··· RECORDED DATA

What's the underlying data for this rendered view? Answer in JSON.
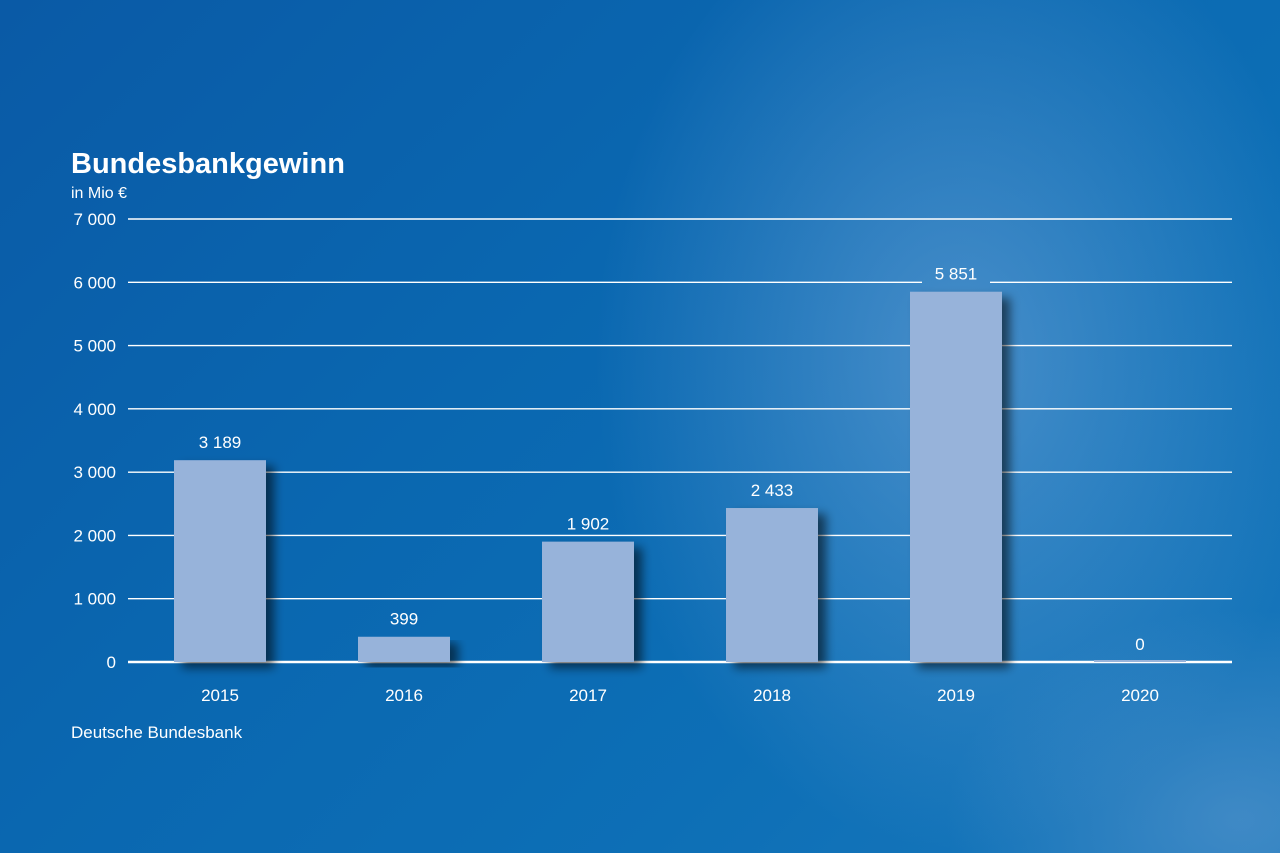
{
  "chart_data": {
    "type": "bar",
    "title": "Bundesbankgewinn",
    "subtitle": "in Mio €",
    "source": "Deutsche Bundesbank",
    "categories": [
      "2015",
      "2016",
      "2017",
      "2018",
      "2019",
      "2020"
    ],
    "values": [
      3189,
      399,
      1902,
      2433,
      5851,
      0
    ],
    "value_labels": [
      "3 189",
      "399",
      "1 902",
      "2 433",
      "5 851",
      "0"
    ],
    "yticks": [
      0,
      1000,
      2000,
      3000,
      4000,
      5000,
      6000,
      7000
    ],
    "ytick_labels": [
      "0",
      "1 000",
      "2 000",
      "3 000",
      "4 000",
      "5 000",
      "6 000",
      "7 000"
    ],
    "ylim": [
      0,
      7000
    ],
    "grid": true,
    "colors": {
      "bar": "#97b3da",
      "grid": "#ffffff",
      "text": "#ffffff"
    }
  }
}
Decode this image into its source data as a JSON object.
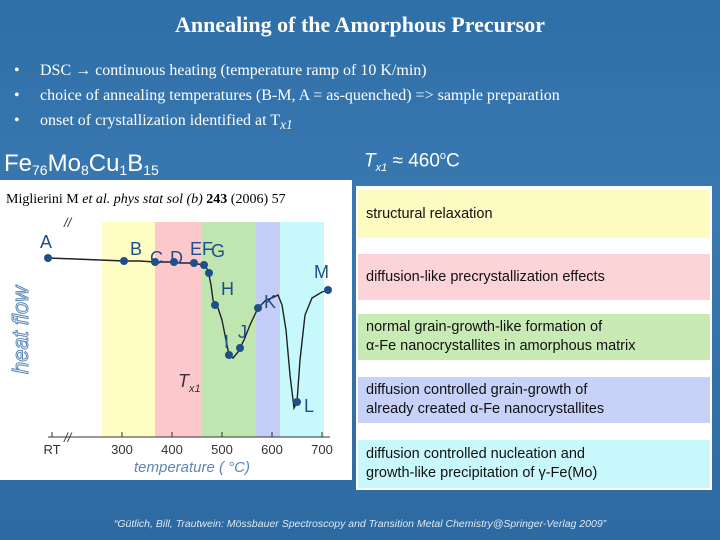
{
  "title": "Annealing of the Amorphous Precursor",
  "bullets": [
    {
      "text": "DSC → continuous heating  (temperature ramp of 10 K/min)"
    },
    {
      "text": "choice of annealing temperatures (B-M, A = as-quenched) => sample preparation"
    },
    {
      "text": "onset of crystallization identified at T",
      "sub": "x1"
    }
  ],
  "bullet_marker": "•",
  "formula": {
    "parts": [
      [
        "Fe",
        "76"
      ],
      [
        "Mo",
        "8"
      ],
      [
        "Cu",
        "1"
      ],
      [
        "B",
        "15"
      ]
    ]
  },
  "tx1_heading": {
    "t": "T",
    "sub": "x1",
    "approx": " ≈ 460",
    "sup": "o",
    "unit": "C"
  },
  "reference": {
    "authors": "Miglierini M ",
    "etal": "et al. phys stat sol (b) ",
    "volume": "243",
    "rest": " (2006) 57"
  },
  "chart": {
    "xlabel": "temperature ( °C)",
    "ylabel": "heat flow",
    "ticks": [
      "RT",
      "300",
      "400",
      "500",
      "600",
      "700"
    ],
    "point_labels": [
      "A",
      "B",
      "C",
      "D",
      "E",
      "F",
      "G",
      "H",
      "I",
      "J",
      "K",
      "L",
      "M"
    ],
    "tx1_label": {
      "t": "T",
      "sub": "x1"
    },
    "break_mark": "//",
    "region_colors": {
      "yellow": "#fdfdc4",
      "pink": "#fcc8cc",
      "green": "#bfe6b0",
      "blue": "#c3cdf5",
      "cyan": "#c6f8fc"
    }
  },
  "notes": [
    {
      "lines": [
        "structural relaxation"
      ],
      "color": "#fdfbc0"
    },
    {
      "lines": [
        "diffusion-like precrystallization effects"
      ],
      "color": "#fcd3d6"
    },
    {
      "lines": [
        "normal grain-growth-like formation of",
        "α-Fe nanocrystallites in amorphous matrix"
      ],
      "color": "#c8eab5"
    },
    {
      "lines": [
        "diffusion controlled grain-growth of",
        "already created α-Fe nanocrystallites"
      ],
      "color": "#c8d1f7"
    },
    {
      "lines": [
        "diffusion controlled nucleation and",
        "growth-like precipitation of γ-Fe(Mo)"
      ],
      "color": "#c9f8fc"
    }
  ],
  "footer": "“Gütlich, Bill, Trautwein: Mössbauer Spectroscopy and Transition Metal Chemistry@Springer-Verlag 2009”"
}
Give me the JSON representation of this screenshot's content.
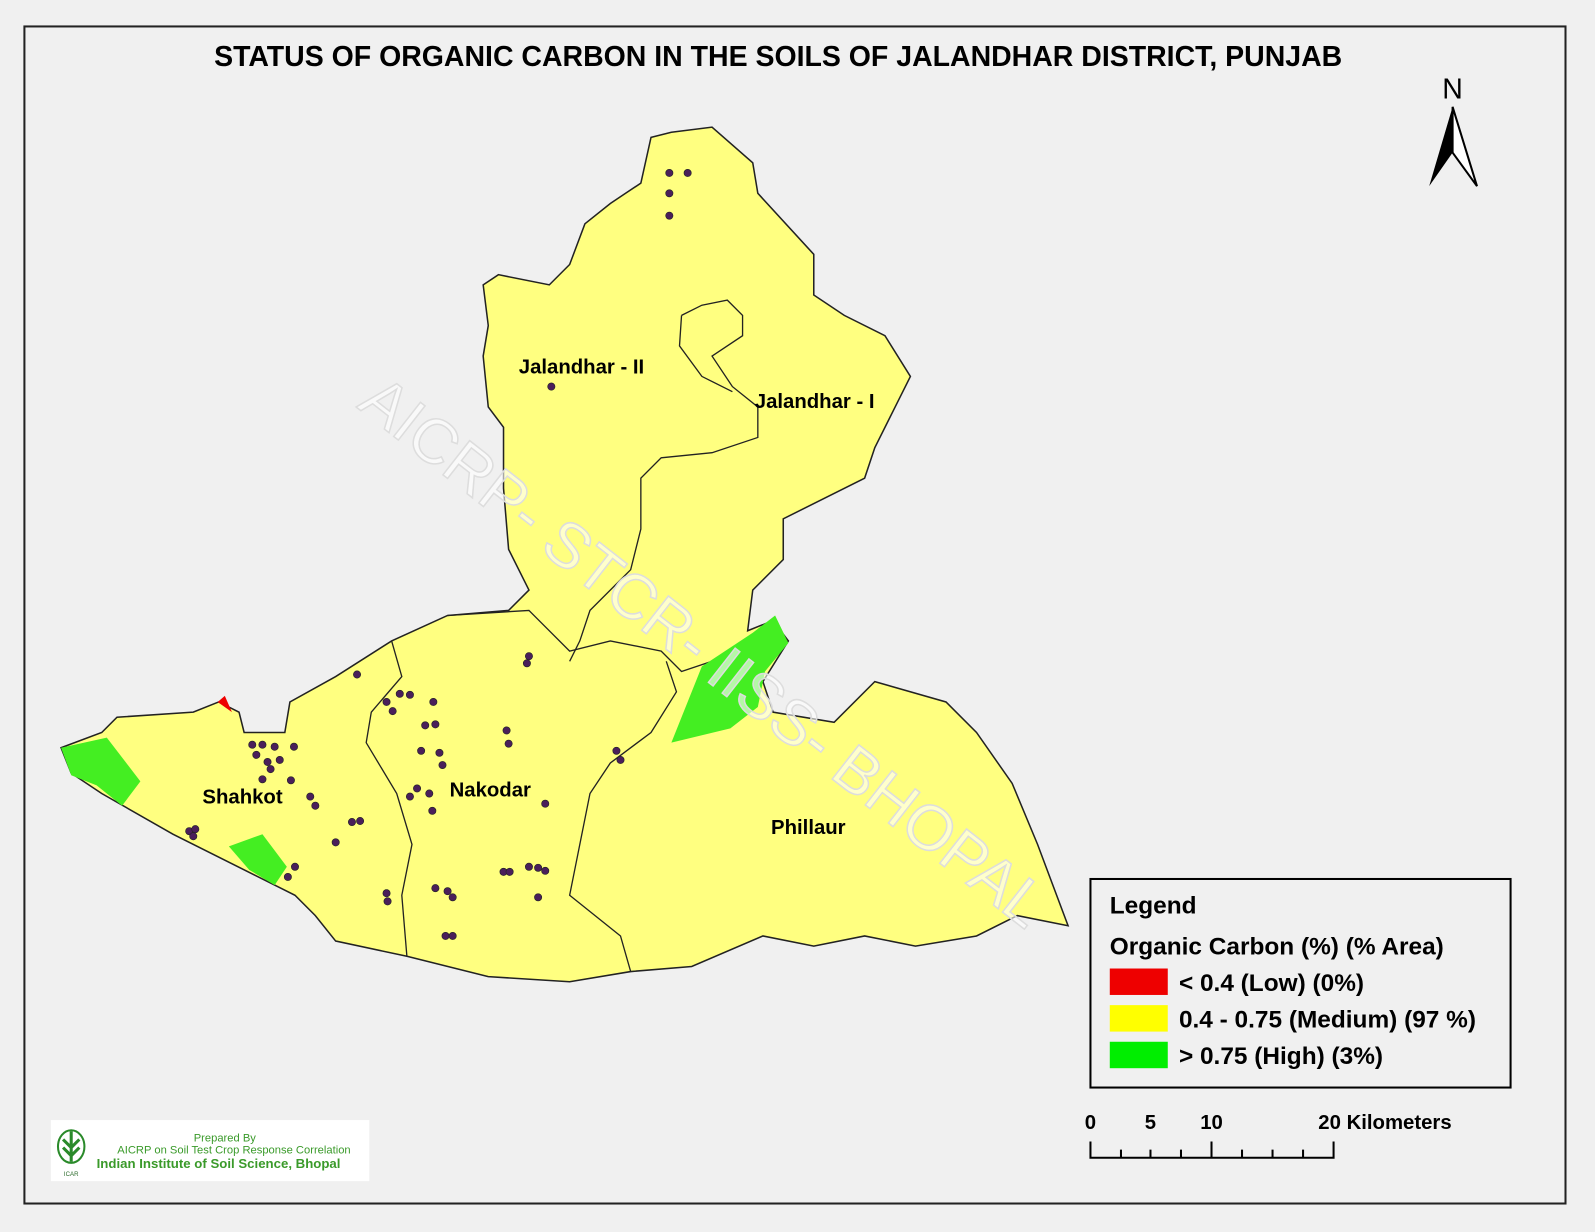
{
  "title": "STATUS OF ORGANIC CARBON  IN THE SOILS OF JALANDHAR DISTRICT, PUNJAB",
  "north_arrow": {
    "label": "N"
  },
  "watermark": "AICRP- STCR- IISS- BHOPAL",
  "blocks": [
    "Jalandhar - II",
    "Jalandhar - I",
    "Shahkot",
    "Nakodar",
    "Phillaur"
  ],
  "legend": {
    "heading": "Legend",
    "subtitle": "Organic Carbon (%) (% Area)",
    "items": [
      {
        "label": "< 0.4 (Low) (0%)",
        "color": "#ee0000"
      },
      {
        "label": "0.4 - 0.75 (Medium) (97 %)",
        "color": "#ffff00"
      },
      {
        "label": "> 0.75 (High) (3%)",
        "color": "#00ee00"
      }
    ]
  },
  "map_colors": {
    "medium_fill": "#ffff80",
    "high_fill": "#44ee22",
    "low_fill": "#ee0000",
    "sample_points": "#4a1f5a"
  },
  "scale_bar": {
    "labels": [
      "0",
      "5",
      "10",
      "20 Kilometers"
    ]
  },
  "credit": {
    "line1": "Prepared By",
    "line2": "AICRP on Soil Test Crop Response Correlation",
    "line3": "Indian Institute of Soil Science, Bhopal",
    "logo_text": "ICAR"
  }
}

······

● **WHAT YOU NEED TO DO**: Every entry above needs to be retyped exactly; drop the pictures.

● **COMPLETED EXERCISE**:
What's the underlying data for this rendered view? Answer in JSON.
{
  "chart_data": {
    "type": "bar",
    "title": "Bundesbankgewinn",
    "subtitle": "in Mio €",
    "source": "Deutsche Bundesbank",
    "categories": [
      "2015",
      "2016",
      "2017",
      "2018",
      "2019",
      "2020"
    ],
    "values": [
      3189,
      399,
      1902,
      2433,
      5851,
      0
    ],
    "value_labels": [
      "3 189",
      "399",
      "1 902",
      "2 433",
      "5 851",
      "0"
    ],
    "yticks": [
      0,
      1000,
      2000,
      3000,
      4000,
      5000,
      6000,
      7000
    ],
    "ytick_labels": [
      "0",
      "1 000",
      "2 000",
      "3 000",
      "4 000",
      "5 000",
      "6 000",
      "7 000"
    ],
    "ylim": [
      0,
      7000
    ],
    "grid": true,
    "colors": {
      "bar": "#97b3da",
      "grid": "#ffffff",
      "text": "#ffffff"
    }
  }
}
Decode this image into its source data as a JSON object.
{
  "title": "Annealing of the Amorphous Precursor",
  "bullets": [
    {
      "text": "DSC → continuous heating  (temperature ramp of 10 K/min)"
    },
    {
      "text": "choice of annealing temperatures (B-M, A = as-quenched) => sample preparation"
    },
    {
      "text": "onset of crystallization identified at T",
      "sub": "x1"
    }
  ],
  "bullet_marker": "•",
  "formula": {
    "parts": [
      [
        "Fe",
        "76"
      ],
      [
        "Mo",
        "8"
      ],
      [
        "Cu",
        "1"
      ],
      [
        "B",
        "15"
      ]
    ]
  },
  "tx1_heading": {
    "t": "T",
    "sub": "x1",
    "approx": " ≈ 460",
    "sup": "o",
    "unit": "C"
  },
  "reference": {
    "authors": "Miglierini M ",
    "etal": "et al. phys stat sol (b) ",
    "volume": "243",
    "rest": " (2006) 57"
  },
  "chart": {
    "xlabel": "temperature ( °C)",
    "ylabel": "heat flow",
    "ticks": [
      "RT",
      "300",
      "400",
      "500",
      "600",
      "700"
    ],
    "point_labels": [
      "A",
      "B",
      "C",
      "D",
      "E",
      "F",
      "G",
      "H",
      "I",
      "J",
      "K",
      "L",
      "M"
    ],
    "tx1_label": {
      "t": "T",
      "sub": "x1"
    },
    "break_mark": "//",
    "region_colors": {
      "yellow": "#fdfdc4",
      "pink": "#fcc8cc",
      "green": "#bfe6b0",
      "blue": "#c3cdf5",
      "cyan": "#c6f8fc"
    }
  },
  "notes": [
    {
      "lines": [
        "structural relaxation"
      ],
      "color": "#fdfbc0"
    },
    {
      "lines": [
        "diffusion-like precrystallization effects"
      ],
      "color": "#fcd3d6"
    },
    {
      "lines": [
        "normal grain-growth-like formation of",
        "α-Fe nanocrystallites in amorphous matrix"
      ],
      "color": "#c8eab5"
    },
    {
      "lines": [
        "diffusion controlled grain-growth of",
        "already created α-Fe nanocrystallites"
      ],
      "color": "#c8d1f7"
    },
    {
      "lines": [
        "diffusion controlled nucleation and",
        "growth-like precipitation of γ-Fe(Mo)"
      ],
      "color": "#c9f8fc"
    }
  ],
  "footer": "“Gütlich, Bill, Trautwein: Mössbauer Spectroscopy and Transition Metal Chemistry@Springer-Verlag 2009”"
}
Give me the JSON representation of this screenshot's content.
{
  "title": "STATUS OF ORGANIC CARBON  IN THE SOILS OF JALANDHAR DISTRICT, PUNJAB",
  "north_arrow": {
    "label": "N"
  },
  "watermark": "AICRP- STCR- IISS- BHOPAL",
  "blocks": [
    "Jalandhar - II",
    "Jalandhar - I",
    "Shahkot",
    "Nakodar",
    "Phillaur"
  ],
  "legend": {
    "heading": "Legend",
    "subtitle": "Organic Carbon (%) (% Area)",
    "items": [
      {
        "label": "< 0.4 (Low) (0%)",
        "color": "#ee0000"
      },
      {
        "label": "0.4 - 0.75 (Medium) (97 %)",
        "color": "#ffff00"
      },
      {
        "label": "> 0.75 (High) (3%)",
        "color": "#00ee00"
      }
    ]
  },
  "map_colors": {
    "medium_fill": "#ffff80",
    "high_fill": "#44ee22",
    "low_fill": "#ee0000",
    "sample_points": "#4a1f5a"
  },
  "scale_bar": {
    "labels": [
      "0",
      "5",
      "10",
      "20 Kilometers"
    ]
  },
  "credit": {
    "line1": "Prepared By",
    "line2": "AICRP on Soil Test Crop Response Correlation",
    "line3": "Indian Institute of Soil Science, Bhopal",
    "logo_text": "ICAR"
  }
}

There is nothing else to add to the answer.